--- START ---

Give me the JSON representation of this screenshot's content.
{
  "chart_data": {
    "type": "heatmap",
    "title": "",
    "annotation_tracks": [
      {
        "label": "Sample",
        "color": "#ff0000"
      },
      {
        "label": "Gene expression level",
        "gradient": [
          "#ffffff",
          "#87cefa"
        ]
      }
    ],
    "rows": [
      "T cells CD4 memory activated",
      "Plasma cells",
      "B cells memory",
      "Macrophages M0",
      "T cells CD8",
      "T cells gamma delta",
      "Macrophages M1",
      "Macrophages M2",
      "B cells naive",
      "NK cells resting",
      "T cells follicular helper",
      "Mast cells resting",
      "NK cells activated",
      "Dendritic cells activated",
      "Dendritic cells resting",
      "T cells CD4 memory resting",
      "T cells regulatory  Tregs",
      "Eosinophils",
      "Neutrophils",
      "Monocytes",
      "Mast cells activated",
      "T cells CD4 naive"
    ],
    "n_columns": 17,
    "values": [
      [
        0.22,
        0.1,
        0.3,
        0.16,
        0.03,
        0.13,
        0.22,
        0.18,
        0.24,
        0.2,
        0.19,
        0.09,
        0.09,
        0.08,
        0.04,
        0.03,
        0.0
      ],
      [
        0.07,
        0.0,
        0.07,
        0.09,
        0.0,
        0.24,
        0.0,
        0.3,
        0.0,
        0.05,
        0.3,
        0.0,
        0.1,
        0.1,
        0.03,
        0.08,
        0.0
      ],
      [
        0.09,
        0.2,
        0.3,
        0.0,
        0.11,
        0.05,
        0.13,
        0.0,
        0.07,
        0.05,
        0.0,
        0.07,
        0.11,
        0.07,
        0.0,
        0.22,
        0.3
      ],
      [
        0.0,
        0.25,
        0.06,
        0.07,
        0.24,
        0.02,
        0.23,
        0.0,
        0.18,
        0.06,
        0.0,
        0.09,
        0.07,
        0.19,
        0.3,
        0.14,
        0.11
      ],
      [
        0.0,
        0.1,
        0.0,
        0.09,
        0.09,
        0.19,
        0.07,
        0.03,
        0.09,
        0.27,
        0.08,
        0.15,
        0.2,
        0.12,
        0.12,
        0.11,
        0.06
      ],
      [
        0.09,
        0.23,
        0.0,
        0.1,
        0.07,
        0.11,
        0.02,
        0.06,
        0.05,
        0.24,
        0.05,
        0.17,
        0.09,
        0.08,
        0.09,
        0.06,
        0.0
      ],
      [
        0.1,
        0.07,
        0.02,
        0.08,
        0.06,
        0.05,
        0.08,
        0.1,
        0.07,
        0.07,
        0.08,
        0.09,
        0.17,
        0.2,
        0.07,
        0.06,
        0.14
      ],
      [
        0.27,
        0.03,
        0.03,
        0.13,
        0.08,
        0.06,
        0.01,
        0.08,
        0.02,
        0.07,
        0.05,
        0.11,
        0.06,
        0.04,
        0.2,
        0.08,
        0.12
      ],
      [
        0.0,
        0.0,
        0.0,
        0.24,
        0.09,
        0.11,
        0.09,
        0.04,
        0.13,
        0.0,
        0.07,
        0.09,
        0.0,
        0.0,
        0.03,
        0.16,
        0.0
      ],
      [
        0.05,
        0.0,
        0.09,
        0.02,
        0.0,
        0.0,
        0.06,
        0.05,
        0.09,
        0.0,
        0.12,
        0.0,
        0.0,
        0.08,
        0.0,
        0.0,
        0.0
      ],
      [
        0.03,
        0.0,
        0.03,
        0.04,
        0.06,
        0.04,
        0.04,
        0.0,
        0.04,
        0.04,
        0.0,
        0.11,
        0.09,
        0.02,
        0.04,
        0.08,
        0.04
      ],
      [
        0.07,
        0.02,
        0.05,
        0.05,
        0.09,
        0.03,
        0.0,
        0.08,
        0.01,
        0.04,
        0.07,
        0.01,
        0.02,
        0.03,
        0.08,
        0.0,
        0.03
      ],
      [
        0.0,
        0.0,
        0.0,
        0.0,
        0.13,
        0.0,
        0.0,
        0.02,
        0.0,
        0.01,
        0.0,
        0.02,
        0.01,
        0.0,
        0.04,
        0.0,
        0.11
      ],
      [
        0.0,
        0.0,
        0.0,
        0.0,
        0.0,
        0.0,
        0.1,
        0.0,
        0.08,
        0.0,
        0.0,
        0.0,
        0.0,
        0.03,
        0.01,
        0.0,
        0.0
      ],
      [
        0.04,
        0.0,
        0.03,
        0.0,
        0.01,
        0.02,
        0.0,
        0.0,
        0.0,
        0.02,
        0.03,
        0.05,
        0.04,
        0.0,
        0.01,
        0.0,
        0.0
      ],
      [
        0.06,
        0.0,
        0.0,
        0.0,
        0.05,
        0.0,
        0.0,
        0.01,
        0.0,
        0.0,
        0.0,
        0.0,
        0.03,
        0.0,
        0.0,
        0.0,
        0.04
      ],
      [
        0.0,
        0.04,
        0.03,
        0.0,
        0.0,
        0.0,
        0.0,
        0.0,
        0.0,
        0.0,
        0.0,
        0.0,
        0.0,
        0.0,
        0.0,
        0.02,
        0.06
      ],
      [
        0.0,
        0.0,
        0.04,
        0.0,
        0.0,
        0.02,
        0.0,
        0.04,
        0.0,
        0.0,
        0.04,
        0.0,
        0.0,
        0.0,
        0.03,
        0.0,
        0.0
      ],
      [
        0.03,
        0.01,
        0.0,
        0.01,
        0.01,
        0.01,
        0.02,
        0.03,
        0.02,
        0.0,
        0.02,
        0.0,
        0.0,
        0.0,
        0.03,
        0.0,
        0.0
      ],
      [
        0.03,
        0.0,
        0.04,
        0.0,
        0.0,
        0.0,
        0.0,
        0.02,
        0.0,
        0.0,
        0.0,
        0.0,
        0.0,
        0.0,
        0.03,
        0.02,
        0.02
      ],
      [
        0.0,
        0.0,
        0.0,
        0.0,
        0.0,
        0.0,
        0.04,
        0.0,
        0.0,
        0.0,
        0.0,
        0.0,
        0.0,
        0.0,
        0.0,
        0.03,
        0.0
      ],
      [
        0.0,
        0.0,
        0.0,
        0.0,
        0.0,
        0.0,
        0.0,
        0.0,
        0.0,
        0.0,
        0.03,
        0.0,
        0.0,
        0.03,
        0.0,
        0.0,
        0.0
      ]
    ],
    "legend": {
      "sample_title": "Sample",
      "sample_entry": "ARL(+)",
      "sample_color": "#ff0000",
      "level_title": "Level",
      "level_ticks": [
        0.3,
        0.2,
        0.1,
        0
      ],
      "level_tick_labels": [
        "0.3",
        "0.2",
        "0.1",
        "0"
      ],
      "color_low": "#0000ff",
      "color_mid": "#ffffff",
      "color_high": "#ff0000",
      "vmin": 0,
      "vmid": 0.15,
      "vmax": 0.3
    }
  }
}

--- END ---

» **Brief**: The material above must be output in full. Keep every word as it is.

» **Expected answer**:
Give me the JSON representation of this screenshot's content.
{
  "chart_data": {
    "type": "heatmap",
    "title": "",
    "annotation_tracks": [
      {
        "label": "Sample",
        "color": "#ff0000"
      },
      {
        "label": "Gene expression level",
        "gradient": [
          "#ffffff",
          "#87cefa"
        ]
      }
    ],
    "rows": [
      "T cells CD4 memory activated",
      "Plasma cells",
      "B cells memory",
      "Macrophages M0",
      "T cells CD8",
      "T cells gamma delta",
      "Macrophages M1",
      "Macrophages M2",
      "B cells naive",
      "NK cells resting",
      "T cells follicular helper",
      "Mast cells resting",
      "NK cells activated",
      "Dendritic cells activated",
      "Dendritic cells resting",
      "T cells CD4 memory resting",
      "T cells regulatory  Tregs",
      "Eosinophils",
      "Neutrophils",
      "Monocytes",
      "Mast cells activated",
      "T cells CD4 naive"
    ],
    "n_columns": 17,
    "values": [
      [
        0.22,
        0.1,
        0.3,
        0.16,
        0.03,
        0.13,
        0.22,
        0.18,
        0.24,
        0.2,
        0.19,
        0.09,
        0.09,
        0.08,
        0.04,
        0.03,
        0.0
      ],
      [
        0.07,
        0.0,
        0.07,
        0.09,
        0.0,
        0.24,
        0.0,
        0.3,
        0.0,
        0.05,
        0.3,
        0.0,
        0.1,
        0.1,
        0.03,
        0.08,
        0.0
      ],
      [
        0.09,
        0.2,
        0.3,
        0.0,
        0.11,
        0.05,
        0.13,
        0.0,
        0.07,
        0.05,
        0.0,
        0.07,
        0.11,
        0.07,
        0.0,
        0.22,
        0.3
      ],
      [
        0.0,
        0.25,
        0.06,
        0.07,
        0.24,
        0.02,
        0.23,
        0.0,
        0.18,
        0.06,
        0.0,
        0.09,
        0.07,
        0.19,
        0.3,
        0.14,
        0.11
      ],
      [
        0.0,
        0.1,
        0.0,
        0.09,
        0.09,
        0.19,
        0.07,
        0.03,
        0.09,
        0.27,
        0.08,
        0.15,
        0.2,
        0.12,
        0.12,
        0.11,
        0.06
      ],
      [
        0.09,
        0.23,
        0.0,
        0.1,
        0.07,
        0.11,
        0.02,
        0.06,
        0.05,
        0.24,
        0.05,
        0.17,
        0.09,
        0.08,
        0.09,
        0.06,
        0.0
      ],
      [
        0.1,
        0.07,
        0.02,
        0.08,
        0.06,
        0.05,
        0.08,
        0.1,
        0.07,
        0.07,
        0.08,
        0.09,
        0.17,
        0.2,
        0.07,
        0.06,
        0.14
      ],
      [
        0.27,
        0.03,
        0.03,
        0.13,
        0.08,
        0.06,
        0.01,
        0.08,
        0.02,
        0.07,
        0.05,
        0.11,
        0.06,
        0.04,
        0.2,
        0.08,
        0.12
      ],
      [
        0.0,
        0.0,
        0.0,
        0.24,
        0.09,
        0.11,
        0.09,
        0.04,
        0.13,
        0.0,
        0.07,
        0.09,
        0.0,
        0.0,
        0.03,
        0.16,
        0.0
      ],
      [
        0.05,
        0.0,
        0.09,
        0.02,
        0.0,
        0.0,
        0.06,
        0.05,
        0.09,
        0.0,
        0.12,
        0.0,
        0.0,
        0.08,
        0.0,
        0.0,
        0.0
      ],
      [
        0.03,
        0.0,
        0.03,
        0.04,
        0.06,
        0.04,
        0.04,
        0.0,
        0.04,
        0.04,
        0.0,
        0.11,
        0.09,
        0.02,
        0.04,
        0.08,
        0.04
      ],
      [
        0.07,
        0.02,
        0.05,
        0.05,
        0.09,
        0.03,
        0.0,
        0.08,
        0.01,
        0.04,
        0.07,
        0.01,
        0.02,
        0.03,
        0.08,
        0.0,
        0.03
      ],
      [
        0.0,
        0.0,
        0.0,
        0.0,
        0.13,
        0.0,
        0.0,
        0.02,
        0.0,
        0.01,
        0.0,
        0.02,
        0.01,
        0.0,
        0.04,
        0.0,
        0.11
      ],
      [
        0.0,
        0.0,
        0.0,
        0.0,
        0.0,
        0.0,
        0.1,
        0.0,
        0.08,
        0.0,
        0.0,
        0.0,
        0.0,
        0.03,
        0.01,
        0.0,
        0.0
      ],
      [
        0.04,
        0.0,
        0.03,
        0.0,
        0.01,
        0.02,
        0.0,
        0.0,
        0.0,
        0.02,
        0.03,
        0.05,
        0.04,
        0.0,
        0.01,
        0.0,
        0.0
      ],
      [
        0.06,
        0.0,
        0.0,
        0.0,
        0.05,
        0.0,
        0.0,
        0.01,
        0.0,
        0.0,
        0.0,
        0.0,
        0.03,
        0.0,
        0.0,
        0.0,
        0.04
      ],
      [
        0.0,
        0.04,
        0.03,
        0.0,
        0.0,
        0.0,
        0.0,
        0.0,
        0.0,
        0.0,
        0.0,
        0.0,
        0.0,
        0.0,
        0.0,
        0.02,
        0.06
      ],
      [
        0.0,
        0.0,
        0.04,
        0.0,
        0.0,
        0.02,
        0.0,
        0.04,
        0.0,
        0.0,
        0.04,
        0.0,
        0.0,
        0.0,
        0.03,
        0.0,
        0.0
      ],
      [
        0.03,
        0.01,
        0.0,
        0.01,
        0.01,
        0.01,
        0.02,
        0.03,
        0.02,
        0.0,
        0.02,
        0.0,
        0.0,
        0.0,
        0.03,
        0.0,
        0.0
      ],
      [
        0.03,
        0.0,
        0.04,
        0.0,
        0.0,
        0.0,
        0.0,
        0.02,
        0.0,
        0.0,
        0.0,
        0.0,
        0.0,
        0.0,
        0.03,
        0.02,
        0.02
      ],
      [
        0.0,
        0.0,
        0.0,
        0.0,
        0.0,
        0.0,
        0.04,
        0.0,
        0.0,
        0.0,
        0.0,
        0.0,
        0.0,
        0.0,
        0.0,
        0.03,
        0.0
      ],
      [
        0.0,
        0.0,
        0.0,
        0.0,
        0.0,
        0.0,
        0.0,
        0.0,
        0.0,
        0.0,
        0.03,
        0.0,
        0.0,
        0.03,
        0.0,
        0.0,
        0.0
      ]
    ],
    "legend": {
      "sample_title": "Sample",
      "sample_entry": "ARL(+)",
      "sample_color": "#ff0000",
      "level_title": "Level",
      "level_ticks": [
        0.3,
        0.2,
        0.1,
        0
      ],
      "level_tick_labels": [
        "0.3",
        "0.2",
        "0.1",
        "0"
      ],
      "color_low": "#0000ff",
      "color_mid": "#ffffff",
      "color_high": "#ff0000",
      "vmin": 0,
      "vmid": 0.15,
      "vmax": 0.3
    }
  }
}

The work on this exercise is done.